--- begin ---

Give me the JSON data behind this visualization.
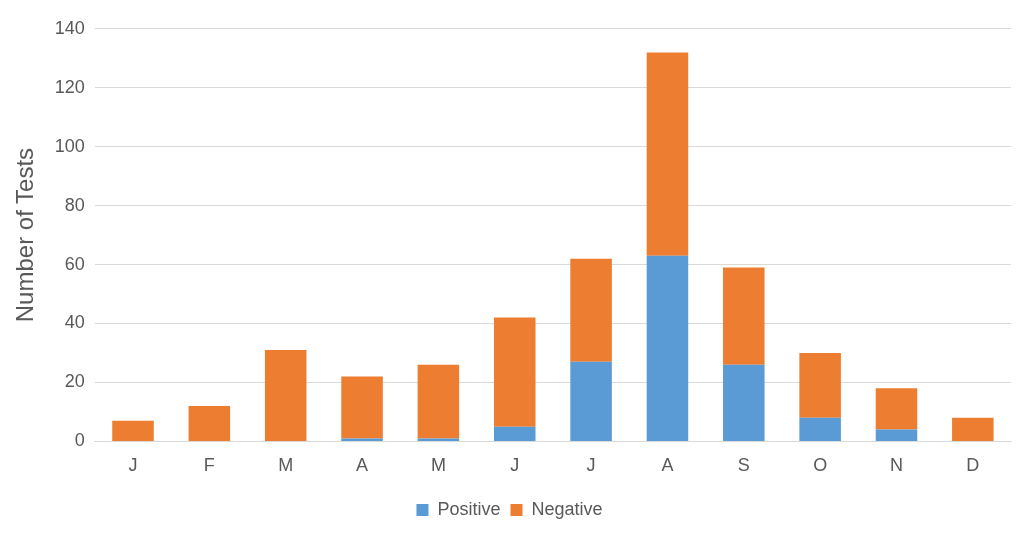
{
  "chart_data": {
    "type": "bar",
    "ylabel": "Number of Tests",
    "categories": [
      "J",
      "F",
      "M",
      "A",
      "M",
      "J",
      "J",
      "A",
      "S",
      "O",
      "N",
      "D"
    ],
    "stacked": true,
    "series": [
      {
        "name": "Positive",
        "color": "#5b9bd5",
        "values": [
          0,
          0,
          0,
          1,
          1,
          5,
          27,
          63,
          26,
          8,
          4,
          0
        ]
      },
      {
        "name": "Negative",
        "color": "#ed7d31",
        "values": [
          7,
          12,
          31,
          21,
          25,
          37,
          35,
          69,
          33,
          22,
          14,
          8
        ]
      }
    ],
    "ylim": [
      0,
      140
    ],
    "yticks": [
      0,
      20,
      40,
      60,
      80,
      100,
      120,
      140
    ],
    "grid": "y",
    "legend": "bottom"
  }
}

--- end ---

Task statement
Using the data above, print every line exactly, omitting pictures.

Response below
Give me the JSON data behind this visualization.
{
  "chart_data": {
    "type": "bar",
    "ylabel": "Number of Tests",
    "categories": [
      "J",
      "F",
      "M",
      "A",
      "M",
      "J",
      "J",
      "A",
      "S",
      "O",
      "N",
      "D"
    ],
    "stacked": true,
    "series": [
      {
        "name": "Positive",
        "color": "#5b9bd5",
        "values": [
          0,
          0,
          0,
          1,
          1,
          5,
          27,
          63,
          26,
          8,
          4,
          0
        ]
      },
      {
        "name": "Negative",
        "color": "#ed7d31",
        "values": [
          7,
          12,
          31,
          21,
          25,
          37,
          35,
          69,
          33,
          22,
          14,
          8
        ]
      }
    ],
    "ylim": [
      0,
      140
    ],
    "yticks": [
      0,
      20,
      40,
      60,
      80,
      100,
      120,
      140
    ],
    "grid": "y",
    "legend": "bottom"
  }
}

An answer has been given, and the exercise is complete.